[WORK TO COMPLETE]: Before anything else, copy every record below exactly as it stands.
━━━━━━━━
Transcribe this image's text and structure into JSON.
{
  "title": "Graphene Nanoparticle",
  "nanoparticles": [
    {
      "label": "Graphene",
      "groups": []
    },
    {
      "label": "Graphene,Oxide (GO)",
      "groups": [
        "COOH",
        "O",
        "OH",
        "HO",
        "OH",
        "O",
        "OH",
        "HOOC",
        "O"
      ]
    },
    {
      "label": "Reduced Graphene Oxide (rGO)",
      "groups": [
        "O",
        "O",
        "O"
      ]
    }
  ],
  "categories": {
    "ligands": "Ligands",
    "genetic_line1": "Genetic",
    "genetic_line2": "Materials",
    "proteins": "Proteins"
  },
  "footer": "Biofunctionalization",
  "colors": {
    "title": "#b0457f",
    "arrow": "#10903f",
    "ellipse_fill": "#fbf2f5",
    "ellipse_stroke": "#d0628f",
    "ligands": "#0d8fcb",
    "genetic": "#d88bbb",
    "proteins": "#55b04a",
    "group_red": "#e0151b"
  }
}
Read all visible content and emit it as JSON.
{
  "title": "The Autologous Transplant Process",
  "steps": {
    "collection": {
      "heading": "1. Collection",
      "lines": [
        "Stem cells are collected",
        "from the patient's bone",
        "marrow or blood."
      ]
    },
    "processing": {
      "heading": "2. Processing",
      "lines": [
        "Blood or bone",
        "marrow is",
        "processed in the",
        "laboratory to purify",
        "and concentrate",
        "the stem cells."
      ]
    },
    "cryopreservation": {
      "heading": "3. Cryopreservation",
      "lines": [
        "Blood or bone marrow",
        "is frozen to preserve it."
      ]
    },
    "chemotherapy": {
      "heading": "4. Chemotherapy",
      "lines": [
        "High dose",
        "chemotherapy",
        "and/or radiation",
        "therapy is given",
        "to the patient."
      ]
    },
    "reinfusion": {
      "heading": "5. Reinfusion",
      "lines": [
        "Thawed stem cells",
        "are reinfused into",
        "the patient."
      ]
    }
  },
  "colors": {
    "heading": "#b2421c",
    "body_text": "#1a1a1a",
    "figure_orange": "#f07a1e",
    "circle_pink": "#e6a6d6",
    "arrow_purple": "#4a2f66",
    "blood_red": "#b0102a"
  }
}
━━━━━━━━
[RESPONSE TO THE EXERCISE]:
Transcribe this image's text and structure into JSON.
{
  "title": "Graphene Nanoparticle",
  "nanoparticles": [
    {
      "label": "Graphene",
      "groups": []
    },
    {
      "label": "Graphene,Oxide (GO)",
      "groups": [
        "COOH",
        "O",
        "OH",
        "HO",
        "OH",
        "O",
        "OH",
        "HOOC",
        "O"
      ]
    },
    {
      "label": "Reduced Graphene Oxide (rGO)",
      "groups": [
        "O",
        "O",
        "O"
      ]
    }
  ],
  "categories": {
    "ligands": "Ligands",
    "genetic_line1": "Genetic",
    "genetic_line2": "Materials",
    "proteins": "Proteins"
  },
  "footer": "Biofunctionalization",
  "colors": {
    "title": "#b0457f",
    "arrow": "#10903f",
    "ellipse_fill": "#fbf2f5",
    "ellipse_stroke": "#d0628f",
    "ligands": "#0d8fcb",
    "genetic": "#d88bbb",
    "proteins": "#55b04a",
    "group_red": "#e0151b"
  }
}
Read all visible content and emit it as JSON.
{
  "title": "The Autologous Transplant Process",
  "steps": {
    "collection": {
      "heading": "1. Collection",
      "lines": [
        "Stem cells are collected",
        "from the patient's bone",
        "marrow or blood."
      ]
    },
    "processing": {
      "heading": "2. Processing",
      "lines": [
        "Blood or bone",
        "marrow is",
        "processed in the",
        "laboratory to purify",
        "and concentrate",
        "the stem cells."
      ]
    },
    "cryopreservation": {
      "heading": "3. Cryopreservation",
      "lines": [
        "Blood or bone marrow",
        "is frozen to preserve it."
      ]
    },
    "chemotherapy": {
      "heading": "4. Chemotherapy",
      "lines": [
        "High dose",
        "chemotherapy",
        "and/or radiation",
        "therapy is given",
        "to the patient."
      ]
    },
    "reinfusion": {
      "heading": "5. Reinfusion",
      "lines": [
        "Thawed stem cells",
        "are reinfused into",
        "the patient."
      ]
    }
  },
  "colors": {
    "heading": "#b2421c",
    "body_text": "#1a1a1a",
    "figure_orange": "#f07a1e",
    "circle_pink": "#e6a6d6",
    "arrow_purple": "#4a2f66",
    "blood_red": "#b0102a"
  }
}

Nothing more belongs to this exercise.